(TASK STATEMENT):
Write out all of the entries exactly, please.

Raw records:
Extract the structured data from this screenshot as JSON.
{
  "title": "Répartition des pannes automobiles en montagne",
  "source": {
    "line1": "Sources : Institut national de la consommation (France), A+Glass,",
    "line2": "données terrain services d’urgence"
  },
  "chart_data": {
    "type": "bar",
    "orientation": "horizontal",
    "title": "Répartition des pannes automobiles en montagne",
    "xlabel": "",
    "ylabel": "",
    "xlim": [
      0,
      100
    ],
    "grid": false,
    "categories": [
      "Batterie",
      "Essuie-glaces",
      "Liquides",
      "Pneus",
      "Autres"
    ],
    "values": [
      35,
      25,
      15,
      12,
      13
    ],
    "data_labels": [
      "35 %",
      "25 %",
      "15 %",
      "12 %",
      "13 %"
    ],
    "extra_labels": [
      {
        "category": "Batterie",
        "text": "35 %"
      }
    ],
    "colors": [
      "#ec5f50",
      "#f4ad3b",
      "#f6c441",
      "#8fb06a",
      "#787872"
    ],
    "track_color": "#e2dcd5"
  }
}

(RESPONSE TO THE EXERCISE):
Extract the structured data from this screenshot as JSON.
{
  "title": "Répartition des pannes automobiles en montagne",
  "source": {
    "line1": "Sources : Institut national de la consommation (France), A+Glass,",
    "line2": "données terrain services d’urgence"
  },
  "chart_data": {
    "type": "bar",
    "orientation": "horizontal",
    "title": "Répartition des pannes automobiles en montagne",
    "xlabel": "",
    "ylabel": "",
    "xlim": [
      0,
      100
    ],
    "grid": false,
    "categories": [
      "Batterie",
      "Essuie-glaces",
      "Liquides",
      "Pneus",
      "Autres"
    ],
    "values": [
      35,
      25,
      15,
      12,
      13
    ],
    "data_labels": [
      "35 %",
      "25 %",
      "15 %",
      "12 %",
      "13 %"
    ],
    "extra_labels": [
      {
        "category": "Batterie",
        "text": "35 %"
      }
    ],
    "colors": [
      "#ec5f50",
      "#f4ad3b",
      "#f6c441",
      "#8fb06a",
      "#787872"
    ],
    "track_color": "#e2dcd5"
  }
}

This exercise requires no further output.